— Your objective —
Collect the lines of the entries where "Relative" shows up.

— Material supplied —
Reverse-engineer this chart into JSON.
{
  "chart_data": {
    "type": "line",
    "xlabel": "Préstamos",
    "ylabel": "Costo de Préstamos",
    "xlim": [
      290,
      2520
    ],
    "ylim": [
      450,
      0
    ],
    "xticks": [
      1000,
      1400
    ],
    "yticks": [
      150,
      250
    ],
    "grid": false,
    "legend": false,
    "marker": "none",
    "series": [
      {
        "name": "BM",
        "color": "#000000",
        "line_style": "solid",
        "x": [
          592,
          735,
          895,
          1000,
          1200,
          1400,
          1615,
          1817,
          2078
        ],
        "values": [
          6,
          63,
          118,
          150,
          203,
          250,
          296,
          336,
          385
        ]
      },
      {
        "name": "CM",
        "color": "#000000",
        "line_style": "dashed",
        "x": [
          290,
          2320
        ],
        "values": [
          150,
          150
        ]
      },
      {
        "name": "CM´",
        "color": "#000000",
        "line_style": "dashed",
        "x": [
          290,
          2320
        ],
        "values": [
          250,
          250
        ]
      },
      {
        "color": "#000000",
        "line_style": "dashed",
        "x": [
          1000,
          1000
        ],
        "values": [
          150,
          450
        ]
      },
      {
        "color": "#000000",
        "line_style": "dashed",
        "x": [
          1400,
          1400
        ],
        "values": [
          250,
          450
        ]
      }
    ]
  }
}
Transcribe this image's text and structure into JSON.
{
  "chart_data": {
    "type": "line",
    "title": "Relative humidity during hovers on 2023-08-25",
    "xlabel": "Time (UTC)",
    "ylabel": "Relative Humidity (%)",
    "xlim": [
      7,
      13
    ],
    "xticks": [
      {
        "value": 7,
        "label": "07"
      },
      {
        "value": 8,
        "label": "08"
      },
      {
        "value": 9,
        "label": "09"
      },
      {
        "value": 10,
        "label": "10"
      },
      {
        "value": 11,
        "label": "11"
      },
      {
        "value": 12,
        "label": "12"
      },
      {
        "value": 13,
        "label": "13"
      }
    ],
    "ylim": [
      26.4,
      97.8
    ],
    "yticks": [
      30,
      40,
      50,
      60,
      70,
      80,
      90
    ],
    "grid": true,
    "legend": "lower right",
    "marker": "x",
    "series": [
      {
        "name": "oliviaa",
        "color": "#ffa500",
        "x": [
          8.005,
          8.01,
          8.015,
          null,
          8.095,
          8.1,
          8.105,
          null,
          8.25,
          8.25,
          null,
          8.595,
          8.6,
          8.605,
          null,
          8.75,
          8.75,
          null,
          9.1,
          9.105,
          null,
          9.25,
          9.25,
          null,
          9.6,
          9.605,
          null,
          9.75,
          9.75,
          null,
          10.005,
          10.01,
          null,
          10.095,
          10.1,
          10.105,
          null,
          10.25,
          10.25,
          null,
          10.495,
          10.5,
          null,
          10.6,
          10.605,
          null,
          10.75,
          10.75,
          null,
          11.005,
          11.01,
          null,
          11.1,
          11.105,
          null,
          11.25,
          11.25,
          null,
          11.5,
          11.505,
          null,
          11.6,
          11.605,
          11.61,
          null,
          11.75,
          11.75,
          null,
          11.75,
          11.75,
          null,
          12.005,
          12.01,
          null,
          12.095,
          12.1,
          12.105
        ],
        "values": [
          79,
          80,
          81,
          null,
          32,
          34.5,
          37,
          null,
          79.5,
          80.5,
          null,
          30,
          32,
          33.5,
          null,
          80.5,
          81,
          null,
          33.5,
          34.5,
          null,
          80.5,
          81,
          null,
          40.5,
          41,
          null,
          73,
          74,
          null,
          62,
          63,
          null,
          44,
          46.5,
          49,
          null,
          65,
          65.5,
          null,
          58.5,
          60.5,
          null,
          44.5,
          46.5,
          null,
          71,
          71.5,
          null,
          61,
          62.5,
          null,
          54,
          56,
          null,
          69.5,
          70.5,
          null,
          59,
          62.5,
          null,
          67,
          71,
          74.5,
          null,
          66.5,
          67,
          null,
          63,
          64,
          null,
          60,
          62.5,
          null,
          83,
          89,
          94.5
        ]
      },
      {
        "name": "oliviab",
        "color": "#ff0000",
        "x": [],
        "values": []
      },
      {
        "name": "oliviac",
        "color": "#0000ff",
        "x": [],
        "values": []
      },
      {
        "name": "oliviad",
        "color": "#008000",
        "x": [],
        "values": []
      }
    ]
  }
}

— Worked solution —
    "title": "Relative humidity during hovers on 2023-08-25",
    "ylabel": "Relative Humidity (%)",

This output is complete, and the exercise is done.